* Task goal: Every line containing the word "image" needs to be found and copied.

* Stored data:
################

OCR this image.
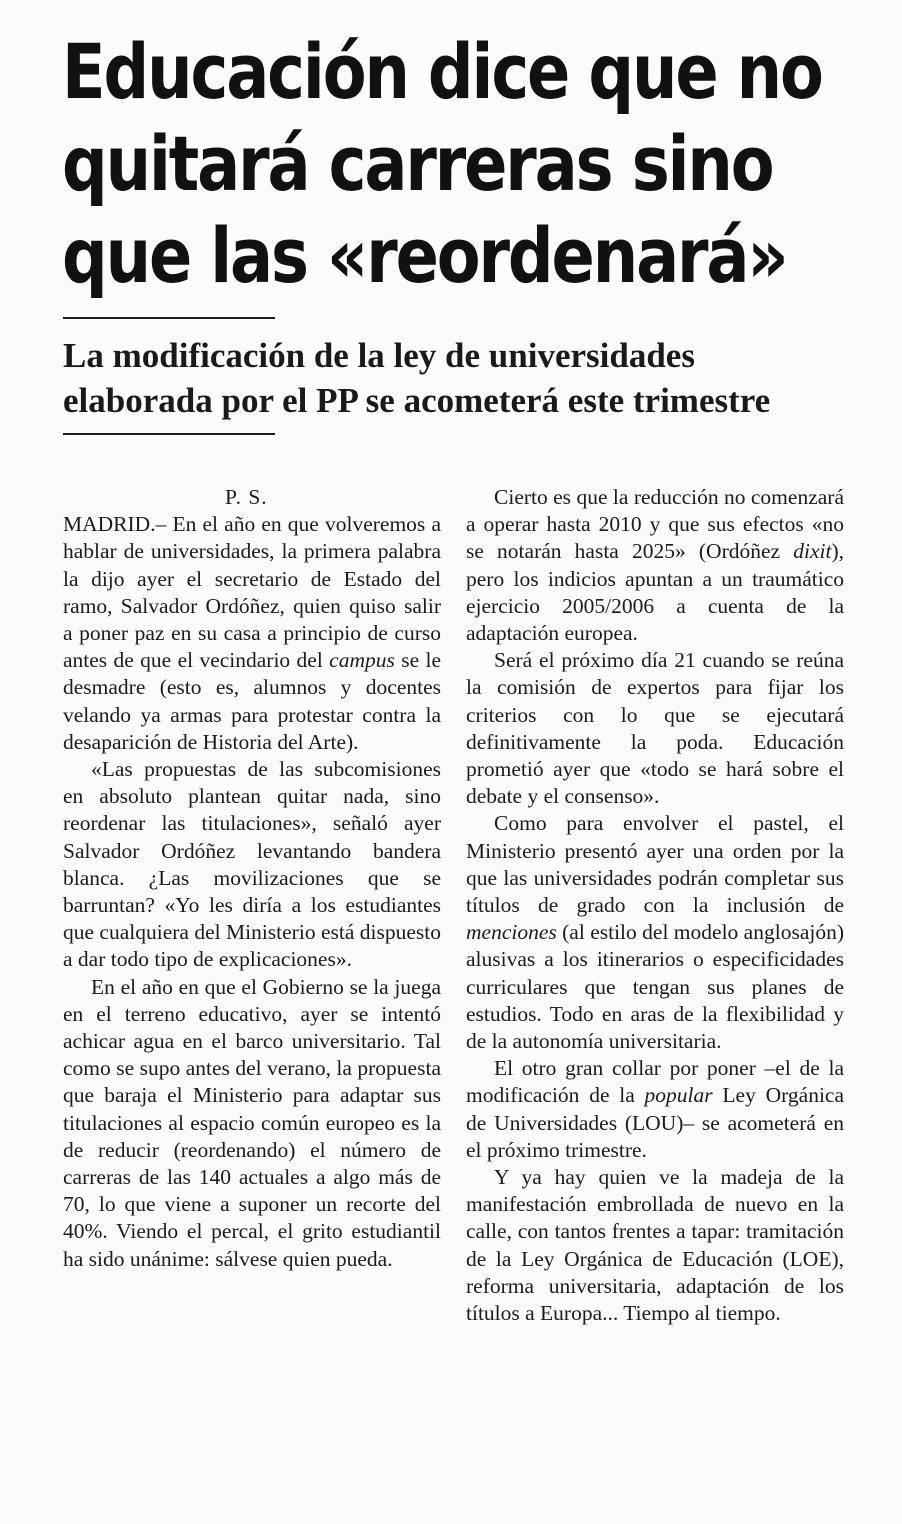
Educación dice que no
quitará carreras sino
que las «reordenará»
La modificación de la ley de universidades
elaborada por el PP se acometerá este trimestre
P. S.

MADRID.– En el año en que volveremos a hablar de universidades, la primera palabra la dijo ayer el secretario de Estado del ramo, Salvador Ordóñez, quien quiso salir a poner paz en su casa a principio de curso antes de que el vecindario del campus se le desmadre (esto es, alumnos y docentes velando ya armas para protestar contra la desaparición de Historia del Arte).

«Las propuestas de las subcomisiones en absoluto plantean quitar nada, sino reordenar las titulaciones», señaló ayer Salvador Ordóñez levantando bandera blanca. ¿Las movilizaciones que se barruntan? «Yo les diría a los estudiantes que cualquiera del Ministerio está dispuesto a dar todo tipo de explicaciones».

En el año en que el Gobierno se la juega en el terreno educativo, ayer se intentó achicar agua en el barco universitario. Tal como se supo antes del verano, la propuesta que baraja el Ministerio para adaptar sus titulaciones al espacio común europeo es la de reducir (reordenando) el número de carreras de las 140 actuales a algo más de 70, lo que viene a suponer un recorte del 40%. Viendo el percal, el grito estudiantil ha sido unánime: sálvese quien pueda.

Cierto es que la reducción no comenzará a operar hasta 2010 y que sus efectos «no se notarán hasta 2025» (Ordóñez dixit), pero los indicios apuntan a un traumático ejercicio 2005/2006 a cuenta de la adaptación europea.

Será el próximo día 21 cuando se reúna la comisión de expertos para fijar los criterios con lo que se ejecutará definitivamente la poda. Educación prometió ayer que «todo se hará sobre el debate y el consenso».

Como para envolver el pastel, el Ministerio presentó ayer una orden por la que las universidades podrán completar sus títulos de grado con la inclusión de menciones (al estilo del modelo anglosajón) alusivas a los itinerarios o especificidades curriculares que tengan sus planes de estudios. Todo en aras de la flexibilidad y de la autonomía universitaria.

El otro gran collar por poner –el de la modificación de la popular Ley Orgánica de Universidades (LOU)– se acometerá en el próximo trimestre.

Y ya hay quien ve la madeja de la manifestación embrollada de nuevo en la calle, con tantos frentes a tapar: tramitación de la Ley Orgánica de Educación (LOE), reforma universitaria, adaptación de los títulos a Europa... Tiempo al tiempo.
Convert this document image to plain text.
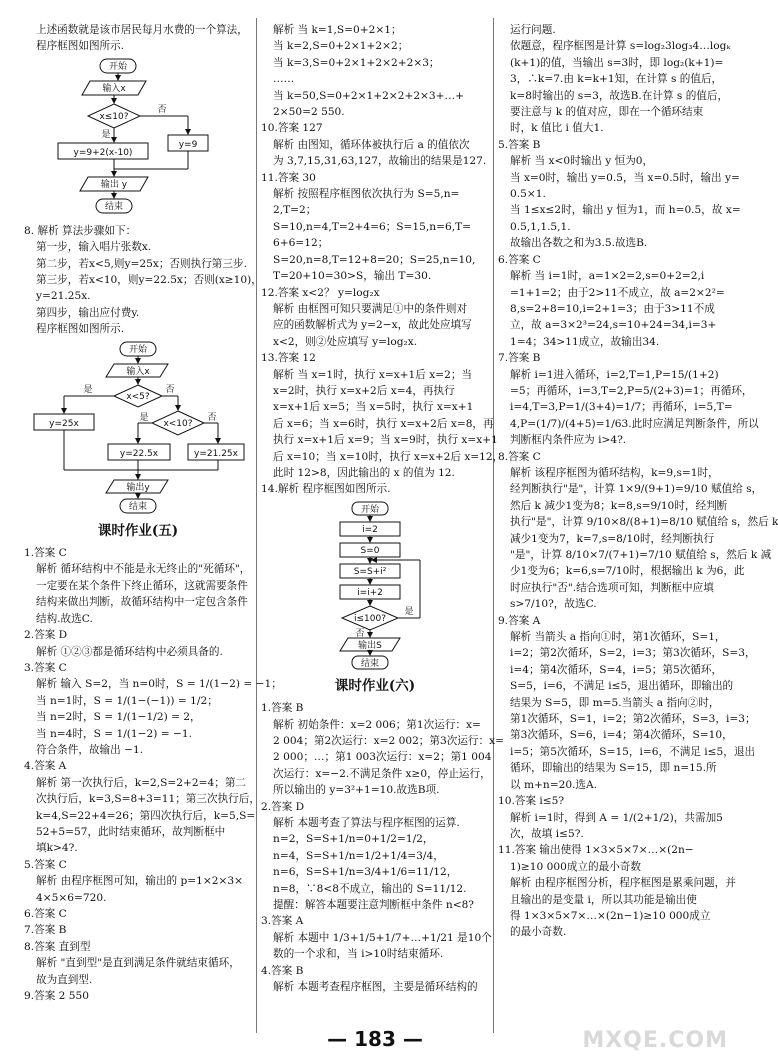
上述函数就是该市居民每月水费的一个算法，
程序框图如图所示.
开始
输入x
x≤10?
是
否
y=9+2(x-10)
y=9
输出 y
结束
8. 解析 算法步骤如下：
第一步，输入唱片张数x.
第二步，若x<5,则y=25x；否则执行第三步.
第三步，若x<10，则y=22.5x；否则(x≥10)，
y=21.25x.
第四步，输出应付费y.
程序框图如图所示.
开始
输入x
x<5?
是	否
y=25x	x<10?
是	否
y=22.5x	y=21.25x
输出y
结束
课时作业(五)
1.答案 C
解析 循环结构中不能是永无终止的"死循环"，
一定要在某个条件下终止循环，这就需要条件
结构来做出判断，故循环结构中一定包含条件
结构.故选C.
2.答案 D
解析 ①②③都是循环结构中必须具备的.
3.答案 C
解析 输入 S=2，当 n=0时，S = 1/(1−2) = −1；
当 n=1时，S = 1/(1−(−1)) = 1/2；
当 n=2时，S = 1/(1−1/2) = 2，
当 n=4时，S = 1/(1−2) = −1.
符合条件，故输出 −1.
4.答案 A
解析 第一次执行后，k=2,S=2+2=4；第二
次执行后，k=3,S=8+3=11；第三次执行后，
k=4,S=22+4=26；第四次执行后，k=5,S=
52+5=57，此时结束循环，故判断框中
填k>4?.
5.答案 C
解析 由程序框图可知，输出的 p=1×2×3×
4×5×6=720.
6.答案 C
7.答案 B
8.答案 直到型
解析 "直到型"是直到满足条件就结束循环，
故为直到型.
9.答案 2 550
解析 当 k=1,S=0+2×1；
当 k=2,S=0+2×1+2×2；
当 k=3,S=0+2×1+2×2+2×3；
……
当 k=50,S=0+2×1+2×2+2×3+…+
2×50=2 550.
10.答案 127
解析 由图知，循环体被执行后 a 的值依次
为 3,7,15,31,63,127，故输出的结果是127.
11.答案 30
解析 按照程序框图依次执行为 S=5,n=
2,T=2；
S=10,n=4,T=2+4=6；S=15,n=6,T=
6+6=12；
S=20,n=8,T=12+8=20；S=25,n=10,
T=20+10=30>S，输出 T=30.
12.答案 x<2？ y=log₂x
解析 由框图可知只要满足①中的条件则对
应的函数解析式为 y=2−x，故此处应填写
x<2，则②处应填写 y=log₂x.
13.答案 12
解析 当 x=1时，执行 x=x+1后 x=2；当
x=2时，执行 x=x+2后 x=4，再执行
x=x+1后 x=5；当 x=5时，执行 x=x+1
后 x=6；当 x=6时，执行 x=x+2后 x=8，再
执行 x=x+1后 x=9；当 x=9时，执行 x=x+1
后 x=10；当 x=10时，执行 x=x+2后 x=12，
此时 12>8，因此输出的 x 的值为 12.
14.解析 程序框图如图所示.
开始
i=2
S=0
S=S+i²
i=i+2
i≤100?
是
否
输出S
结束
课时作业(六)
1.答案 B
解析 初始条件：x=2 006；第1次运行：x=
2 004；第2次运行：x=2 002；第3次运行：x=
2 000；…；第1 003次运行：x=2；第1 004
次运行：x=−2.不满足条件 x≥0，停止运行，
所以输出的 y=3²+1=10.故选B项.
2.答案 D
解析 本题考查了算法与程序框图的运算.
n=2，S=S+1/n=0+1/2=1/2，
n=4，S=S+1/n=1/2+1/4=3/4，
n=6，S=S+1/n=3/4+1/6=11/12，
n=8，∵8<8不成立，输出的 S=11/12.
提醒：解答本题要注意判断框中条件 n<8?
3.答案 A
解析 本题中 1/3+1/5+1/7+…+1/21 是10个
数的一个求和，当 i>10时结束循环.
4.答案 B
解析 本题考查程序框图，主要是循环结构的
运行问题.
依题意，程序框图是计算 s=log₂3log₃4…logₖ
(k+1)的值，当输出 s=3时，即 log₂(k+1)=
3，∴k=7.由 k=k+1知，在计算 s 的值后，
k=8时输出的 s=3，故选B.在计算 s 的值后，
要注意与 k 的值对应，即在一个循环结束
时，k 值比 i 值大1.
5.答案 B
解析 当 x<0时输出 y 恒为0，
当 x=0时，输出 y=0.5，当 x=0.5时，输出 y=
0.5×1.
当 1≤x≤2时，输出 y 恒为1，而 h=0.5，故 x=
0.5,1,1.5,1.
故输出各数之和为3.5.故选B.
6.答案 C
解析 当 i=1时，a=1×2=2,s=0+2=2,i
=1+1=2；由于2>11不成立，故 a=2×2²=
8,s=2+8=10,i=2+1=3；由于3>11不成
立，故 a=3×2³=24,s=10+24=34,i=3+
1=4；34>11成立，故输出34.
7.答案 B
解析 i=1进入循环，i=2,T=1,P=15/(1+2)
=5；再循环，i=3,T=2,P=5/(2+3)=1；再循环，
i=4,T=3,P=1/(3+4)=1/7；再循环，i=5,T=
4,P=(1/7)/(4+5)=1/63.此时应满足判断条件，所以
判断框内条件应为 i>4?.
8.答案 C
解析 该程序框图为循环结构，k=9,s=1时，
经判断执行"是"，计算 1×9/(9+1)=9/10 赋值给 s，
然后 k 减少1变为8；k=8,s=9/10时，经判断
执行"是"，计算 9/10×8/(8+1)=8/10 赋值给 s，然后 k
减少1变为7，k=7,s=8/10时，经判断执行
"是"，计算 8/10×7/(7+1)=7/10 赋值给 s，然后 k 减
少1变为6；k=6,s=7/10时，根据输出 k 为6，此
时应执行"否".结合选项可知，判断框中应填
s>7/10?，故选C.
9.答案 A
解析 当箭头 a 指向①时，第1次循环，S=1，
i=2；第2次循环，S=2，i=3；第3次循环，S=3，
i=4；第4次循环，S=4，i=5；第5次循环，
S=5，i=6，不满足 i≤5，退出循环，即输出的
结果为 S=5，即 m=5.当箭头 a 指向②时，
第1次循环，S=1，i=2；第2次循环，S=3，i=3；
第3次循环，S=6，i=4；第4次循环，S=10，
i=5；第5次循环，S=15，i=6，不满足 i≤5，退出
循环，即输出的结果为 S=15，即 n=15.所
以 m+n=20.选A.
10.答案 i≤5?
解析 i=1时，得到 A = 1/(2+1/2)，共需加5
次，故填 i≤5?.
11.答案 输出使得 1×3×5×7×…×(2n−
1)≥10 000成立的最小奇数
解析 由程序框图分析，程序框图是累乘问题，并
且输出的是变量 i，所以其功能是输出使
得 1×3×5×7×…×(2n−1)≥10 000成立
的最小奇数.
— 183 —	MXQE.COM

################

* Exercise response:
OCR this image.
Convert this document image to plain text.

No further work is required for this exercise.